_STATED EXERCISE_:
Reply with one number: the count of lines in the records below that hold "Федерации".

_DATA TO PROCESS_:

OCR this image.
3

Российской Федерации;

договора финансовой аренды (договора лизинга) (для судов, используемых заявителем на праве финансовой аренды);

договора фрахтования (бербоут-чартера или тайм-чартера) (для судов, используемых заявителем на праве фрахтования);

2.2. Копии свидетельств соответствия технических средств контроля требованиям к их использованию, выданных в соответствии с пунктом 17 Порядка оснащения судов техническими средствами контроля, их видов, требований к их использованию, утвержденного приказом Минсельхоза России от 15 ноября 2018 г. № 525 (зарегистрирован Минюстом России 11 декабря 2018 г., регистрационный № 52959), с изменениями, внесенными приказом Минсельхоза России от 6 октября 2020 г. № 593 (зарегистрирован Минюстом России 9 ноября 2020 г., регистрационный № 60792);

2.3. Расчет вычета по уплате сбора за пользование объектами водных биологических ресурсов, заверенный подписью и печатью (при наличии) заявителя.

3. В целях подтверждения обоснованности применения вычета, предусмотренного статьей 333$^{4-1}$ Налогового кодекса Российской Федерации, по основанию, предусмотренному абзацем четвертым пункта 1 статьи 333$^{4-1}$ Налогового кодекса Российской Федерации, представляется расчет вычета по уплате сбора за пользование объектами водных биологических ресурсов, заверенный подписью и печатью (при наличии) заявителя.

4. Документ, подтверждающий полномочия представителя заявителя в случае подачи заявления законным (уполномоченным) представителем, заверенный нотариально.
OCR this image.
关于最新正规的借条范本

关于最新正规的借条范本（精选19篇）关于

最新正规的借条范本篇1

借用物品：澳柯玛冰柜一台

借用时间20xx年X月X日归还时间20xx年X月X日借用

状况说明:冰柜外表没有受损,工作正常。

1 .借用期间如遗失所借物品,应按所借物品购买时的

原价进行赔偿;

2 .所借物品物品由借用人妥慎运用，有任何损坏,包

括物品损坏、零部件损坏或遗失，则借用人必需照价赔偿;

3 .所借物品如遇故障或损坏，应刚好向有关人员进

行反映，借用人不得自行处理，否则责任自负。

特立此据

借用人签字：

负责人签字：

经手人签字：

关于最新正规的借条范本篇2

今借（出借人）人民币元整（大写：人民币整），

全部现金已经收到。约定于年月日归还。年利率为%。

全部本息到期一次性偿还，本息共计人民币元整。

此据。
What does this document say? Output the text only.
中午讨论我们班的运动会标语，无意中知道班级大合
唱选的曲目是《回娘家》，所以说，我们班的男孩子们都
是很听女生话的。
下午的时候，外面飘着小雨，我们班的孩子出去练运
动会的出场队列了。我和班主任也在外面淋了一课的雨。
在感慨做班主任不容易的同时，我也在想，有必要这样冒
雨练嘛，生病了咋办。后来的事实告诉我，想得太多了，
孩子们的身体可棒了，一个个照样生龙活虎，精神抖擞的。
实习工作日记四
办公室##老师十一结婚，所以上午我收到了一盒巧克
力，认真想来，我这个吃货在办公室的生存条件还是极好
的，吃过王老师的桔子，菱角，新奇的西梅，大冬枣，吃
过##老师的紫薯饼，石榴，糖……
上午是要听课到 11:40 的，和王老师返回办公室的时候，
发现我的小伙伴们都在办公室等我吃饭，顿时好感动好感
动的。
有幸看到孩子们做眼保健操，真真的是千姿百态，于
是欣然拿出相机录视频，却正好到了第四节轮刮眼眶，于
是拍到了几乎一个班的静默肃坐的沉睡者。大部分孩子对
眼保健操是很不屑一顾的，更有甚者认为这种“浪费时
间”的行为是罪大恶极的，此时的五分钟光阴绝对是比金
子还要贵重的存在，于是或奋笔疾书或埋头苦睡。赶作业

_THE RESULT_:
2